• Problem requirements
Retype the full set of records. Keep every character identical.

• Exercise input
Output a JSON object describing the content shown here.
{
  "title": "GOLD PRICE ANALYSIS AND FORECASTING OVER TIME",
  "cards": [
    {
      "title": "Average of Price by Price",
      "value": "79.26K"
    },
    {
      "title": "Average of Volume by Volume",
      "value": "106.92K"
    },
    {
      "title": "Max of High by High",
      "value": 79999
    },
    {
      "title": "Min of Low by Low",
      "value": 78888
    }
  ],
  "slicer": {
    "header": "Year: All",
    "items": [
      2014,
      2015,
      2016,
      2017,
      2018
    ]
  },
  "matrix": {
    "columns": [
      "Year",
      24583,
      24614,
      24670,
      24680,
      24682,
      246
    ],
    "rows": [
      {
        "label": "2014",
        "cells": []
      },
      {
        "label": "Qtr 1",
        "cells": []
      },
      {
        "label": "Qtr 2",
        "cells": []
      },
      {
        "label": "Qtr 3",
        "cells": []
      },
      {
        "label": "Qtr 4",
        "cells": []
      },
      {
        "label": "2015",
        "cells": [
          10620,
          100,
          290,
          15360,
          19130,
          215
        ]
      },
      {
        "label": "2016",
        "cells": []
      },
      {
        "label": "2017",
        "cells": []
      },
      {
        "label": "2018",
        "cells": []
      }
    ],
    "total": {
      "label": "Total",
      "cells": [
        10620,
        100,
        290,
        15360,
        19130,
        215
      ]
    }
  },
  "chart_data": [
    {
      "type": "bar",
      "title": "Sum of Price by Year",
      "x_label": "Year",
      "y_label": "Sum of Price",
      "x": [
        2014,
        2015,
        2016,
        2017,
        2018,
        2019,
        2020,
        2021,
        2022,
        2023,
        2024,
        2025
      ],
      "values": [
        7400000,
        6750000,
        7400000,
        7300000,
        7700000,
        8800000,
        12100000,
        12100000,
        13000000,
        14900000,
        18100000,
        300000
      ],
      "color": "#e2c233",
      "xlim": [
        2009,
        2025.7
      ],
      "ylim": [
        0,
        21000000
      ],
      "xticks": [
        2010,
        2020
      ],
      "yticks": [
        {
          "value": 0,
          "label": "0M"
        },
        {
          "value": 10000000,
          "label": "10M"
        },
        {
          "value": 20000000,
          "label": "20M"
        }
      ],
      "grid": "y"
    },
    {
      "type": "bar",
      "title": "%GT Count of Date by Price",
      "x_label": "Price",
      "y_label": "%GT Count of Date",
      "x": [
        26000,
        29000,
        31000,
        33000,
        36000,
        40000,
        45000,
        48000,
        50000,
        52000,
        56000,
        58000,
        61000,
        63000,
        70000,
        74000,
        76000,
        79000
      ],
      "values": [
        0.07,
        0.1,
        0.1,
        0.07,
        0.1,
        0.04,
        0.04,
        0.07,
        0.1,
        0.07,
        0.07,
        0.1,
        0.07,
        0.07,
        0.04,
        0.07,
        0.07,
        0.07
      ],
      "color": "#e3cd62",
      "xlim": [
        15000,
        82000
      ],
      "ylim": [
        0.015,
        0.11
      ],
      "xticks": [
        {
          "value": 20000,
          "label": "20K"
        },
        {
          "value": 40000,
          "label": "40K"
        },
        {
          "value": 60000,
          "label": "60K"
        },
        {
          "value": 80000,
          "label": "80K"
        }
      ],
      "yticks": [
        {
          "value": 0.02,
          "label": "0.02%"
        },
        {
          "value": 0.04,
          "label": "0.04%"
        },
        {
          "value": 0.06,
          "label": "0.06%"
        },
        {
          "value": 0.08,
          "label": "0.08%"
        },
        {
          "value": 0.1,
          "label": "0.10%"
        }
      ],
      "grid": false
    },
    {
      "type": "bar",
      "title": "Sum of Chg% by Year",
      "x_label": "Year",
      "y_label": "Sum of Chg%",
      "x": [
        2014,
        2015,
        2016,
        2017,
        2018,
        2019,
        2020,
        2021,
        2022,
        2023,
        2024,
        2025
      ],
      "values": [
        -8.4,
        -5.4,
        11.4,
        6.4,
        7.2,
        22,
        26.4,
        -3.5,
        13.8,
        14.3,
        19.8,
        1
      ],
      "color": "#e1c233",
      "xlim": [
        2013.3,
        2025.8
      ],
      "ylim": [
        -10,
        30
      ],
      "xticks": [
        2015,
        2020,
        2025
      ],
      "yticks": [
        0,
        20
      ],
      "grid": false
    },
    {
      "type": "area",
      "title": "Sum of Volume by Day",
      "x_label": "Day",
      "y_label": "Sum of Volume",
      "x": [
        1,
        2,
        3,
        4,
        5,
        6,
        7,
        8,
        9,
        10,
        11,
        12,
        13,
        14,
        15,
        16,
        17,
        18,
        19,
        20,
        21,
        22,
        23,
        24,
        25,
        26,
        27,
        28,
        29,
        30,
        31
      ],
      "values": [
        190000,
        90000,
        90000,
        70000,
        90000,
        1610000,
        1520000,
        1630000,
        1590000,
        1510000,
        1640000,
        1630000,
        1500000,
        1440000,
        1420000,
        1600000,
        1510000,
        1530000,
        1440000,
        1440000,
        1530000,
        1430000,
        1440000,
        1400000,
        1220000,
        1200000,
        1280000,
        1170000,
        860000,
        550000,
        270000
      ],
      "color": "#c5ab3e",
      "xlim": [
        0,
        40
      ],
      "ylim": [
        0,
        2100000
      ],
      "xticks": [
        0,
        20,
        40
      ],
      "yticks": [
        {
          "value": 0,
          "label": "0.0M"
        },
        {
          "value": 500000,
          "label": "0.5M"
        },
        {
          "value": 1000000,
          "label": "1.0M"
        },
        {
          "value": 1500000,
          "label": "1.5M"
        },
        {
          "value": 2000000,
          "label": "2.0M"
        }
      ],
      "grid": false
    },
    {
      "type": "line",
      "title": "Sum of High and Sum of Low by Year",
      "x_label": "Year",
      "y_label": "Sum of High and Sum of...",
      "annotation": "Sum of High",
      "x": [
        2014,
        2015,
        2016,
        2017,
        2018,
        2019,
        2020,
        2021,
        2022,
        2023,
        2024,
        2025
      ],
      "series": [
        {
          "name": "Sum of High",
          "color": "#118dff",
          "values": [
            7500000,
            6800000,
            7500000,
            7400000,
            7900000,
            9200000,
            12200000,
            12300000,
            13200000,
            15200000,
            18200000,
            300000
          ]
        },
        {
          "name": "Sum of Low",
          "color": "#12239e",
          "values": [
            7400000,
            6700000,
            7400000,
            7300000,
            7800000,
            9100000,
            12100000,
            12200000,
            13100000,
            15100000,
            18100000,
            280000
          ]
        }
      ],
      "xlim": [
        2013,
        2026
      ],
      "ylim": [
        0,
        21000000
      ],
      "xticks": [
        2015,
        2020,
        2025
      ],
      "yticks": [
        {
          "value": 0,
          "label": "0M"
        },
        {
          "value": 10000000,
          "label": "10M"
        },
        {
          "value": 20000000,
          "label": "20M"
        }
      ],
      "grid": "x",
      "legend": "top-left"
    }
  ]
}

• Expected output
Output a JSON object describing the content shown here.
{
  "title": "GOLD PRICE ANALYSIS AND FORECASTING OVER TIME",
  "cards": [
    {
      "title": "Average of Price by Price",
      "value": "79.26K"
    },
    {
      "title": "Average of Volume by Volume",
      "value": "106.92K"
    },
    {
      "title": "Max of High by High",
      "value": 79999
    },
    {
      "title": "Min of Low by Low",
      "value": 78888
    }
  ],
  "slicer": {
    "header": "Year: All",
    "items": [
      2014,
      2015,
      2016,
      2017,
      2018
    ]
  },
  "matrix": {
    "columns": [
      "Year",
      24583,
      24614,
      24670,
      24680,
      24682,
      246
    ],
    "rows": [
      {
        "label": "2014",
        "cells": []
      },
      {
        "label": "Qtr 1",
        "cells": []
      },
      {
        "label": "Qtr 2",
        "cells": []
      },
      {
        "label": "Qtr 3",
        "cells": []
      },
      {
        "label": "Qtr 4",
        "cells": []
      },
      {
        "label": "2015",
        "cells": [
          10620,
          100,
          290,
          15360,
          19130,
          215
        ]
      },
      {
        "label": "2016",
        "cells": []
      },
      {
        "label": "2017",
        "cells": []
      },
      {
        "label": "2018",
        "cells": []
      }
    ],
    "total": {
      "label": "Total",
      "cells": [
        10620,
        100,
        290,
        15360,
        19130,
        215
      ]
    }
  },
  "chart_data": [
    {
      "type": "bar",
      "title": "Sum of Price by Year",
      "x_label": "Year",
      "y_label": "Sum of Price",
      "x": [
        2014,
        2015,
        2016,
        2017,
        2018,
        2019,
        2020,
        2021,
        2022,
        2023,
        2024,
        2025
      ],
      "values": [
        7400000,
        6750000,
        7400000,
        7300000,
        7700000,
        8800000,
        12100000,
        12100000,
        13000000,
        14900000,
        18100000,
        300000
      ],
      "color": "#e2c233",
      "xlim": [
        2009,
        2025.7
      ],
      "ylim": [
        0,
        21000000
      ],
      "xticks": [
        2010,
        2020
      ],
      "yticks": [
        {
          "value": 0,
          "label": "0M"
        },
        {
          "value": 10000000,
          "label": "10M"
        },
        {
          "value": 20000000,
          "label": "20M"
        }
      ],
      "grid": "y"
    },
    {
      "type": "bar",
      "title": "%GT Count of Date by Price",
      "x_label": "Price",
      "y_label": "%GT Count of Date",
      "x": [
        26000,
        29000,
        31000,
        33000,
        36000,
        40000,
        45000,
        48000,
        50000,
        52000,
        56000,
        58000,
        61000,
        63000,
        70000,
        74000,
        76000,
        79000
      ],
      "values": [
        0.07,
        0.1,
        0.1,
        0.07,
        0.1,
        0.04,
        0.04,
        0.07,
        0.1,
        0.07,
        0.07,
        0.1,
        0.07,
        0.07,
        0.04,
        0.07,
        0.07,
        0.07
      ],
      "color": "#e3cd62",
      "xlim": [
        15000,
        82000
      ],
      "ylim": [
        0.015,
        0.11
      ],
      "xticks": [
        {
          "value": 20000,
          "label": "20K"
        },
        {
          "value": 40000,
          "label": "40K"
        },
        {
          "value": 60000,
          "label": "60K"
        },
        {
          "value": 80000,
          "label": "80K"
        }
      ],
      "yticks": [
        {
          "value": 0.02,
          "label": "0.02%"
        },
        {
          "value": 0.04,
          "label": "0.04%"
        },
        {
          "value": 0.06,
          "label": "0.06%"
        },
        {
          "value": 0.08,
          "label": "0.08%"
        },
        {
          "value": 0.1,
          "label": "0.10%"
        }
      ],
      "grid": false
    },
    {
      "type": "bar",
      "title": "Sum of Chg% by Year",
      "x_label": "Year",
      "y_label": "Sum of Chg%",
      "x": [
        2014,
        2015,
        2016,
        2017,
        2018,
        2019,
        2020,
        2021,
        2022,
        2023,
        2024,
        2025
      ],
      "values": [
        -8.4,
        -5.4,
        11.4,
        6.4,
        7.2,
        22,
        26.4,
        -3.5,
        13.8,
        14.3,
        19.8,
        1
      ],
      "color": "#e1c233",
      "xlim": [
        2013.3,
        2025.8
      ],
      "ylim": [
        -10,
        30
      ],
      "xticks": [
        2015,
        2020,
        2025
      ],
      "yticks": [
        0,
        20
      ],
      "grid": false
    },
    {
      "type": "area",
      "title": "Sum of Volume by Day",
      "x_label": "Day",
      "y_label": "Sum of Volume",
      "x": [
        1,
        2,
        3,
        4,
        5,
        6,
        7,
        8,
        9,
        10,
        11,
        12,
        13,
        14,
        15,
        16,
        17,
        18,
        19,
        20,
        21,
        22,
        23,
        24,
        25,
        26,
        27,
        28,
        29,
        30,
        31
      ],
      "values": [
        190000,
        90000,
        90000,
        70000,
        90000,
        1610000,
        1520000,
        1630000,
        1590000,
        1510000,
        1640000,
        1630000,
        1500000,
        1440000,
        1420000,
        1600000,
        1510000,
        1530000,
        1440000,
        1440000,
        1530000,
        1430000,
        1440000,
        1400000,
        1220000,
        1200000,
        1280000,
        1170000,
        860000,
        550000,
        270000
      ],
      "color": "#c5ab3e",
      "xlim": [
        0,
        40
      ],
      "ylim": [
        0,
        2100000
      ],
      "xticks": [
        0,
        20,
        40
      ],
      "yticks": [
        {
          "value": 0,
          "label": "0.0M"
        },
        {
          "value": 500000,
          "label": "0.5M"
        },
        {
          "value": 1000000,
          "label": "1.0M"
        },
        {
          "value": 1500000,
          "label": "1.5M"
        },
        {
          "value": 2000000,
          "label": "2.0M"
        }
      ],
      "grid": false
    },
    {
      "type": "line",
      "title": "Sum of High and Sum of Low by Year",
      "x_label": "Year",
      "y_label": "Sum of High and Sum of...",
      "annotation": "Sum of High",
      "x": [
        2014,
        2015,
        2016,
        2017,
        2018,
        2019,
        2020,
        2021,
        2022,
        2023,
        2024,
        2025
      ],
      "series": [
        {
          "name": "Sum of High",
          "color": "#118dff",
          "values": [
            7500000,
            6800000,
            7500000,
            7400000,
            7900000,
            9200000,
            12200000,
            12300000,
            13200000,
            15200000,
            18200000,
            300000
          ]
        },
        {
          "name": "Sum of Low",
          "color": "#12239e",
          "values": [
            7400000,
            6700000,
            7400000,
            7300000,
            7800000,
            9100000,
            12100000,
            12200000,
            13100000,
            15100000,
            18100000,
            280000
          ]
        }
      ],
      "xlim": [
        2013,
        2026
      ],
      "ylim": [
        0,
        21000000
      ],
      "xticks": [
        2015,
        2020,
        2025
      ],
      "yticks": [
        {
          "value": 0,
          "label": "0M"
        },
        {
          "value": 10000000,
          "label": "10M"
        },
        {
          "value": 20000000,
          "label": "20M"
        }
      ],
      "grid": "x",
      "legend": "top-left"
    }
  ]
}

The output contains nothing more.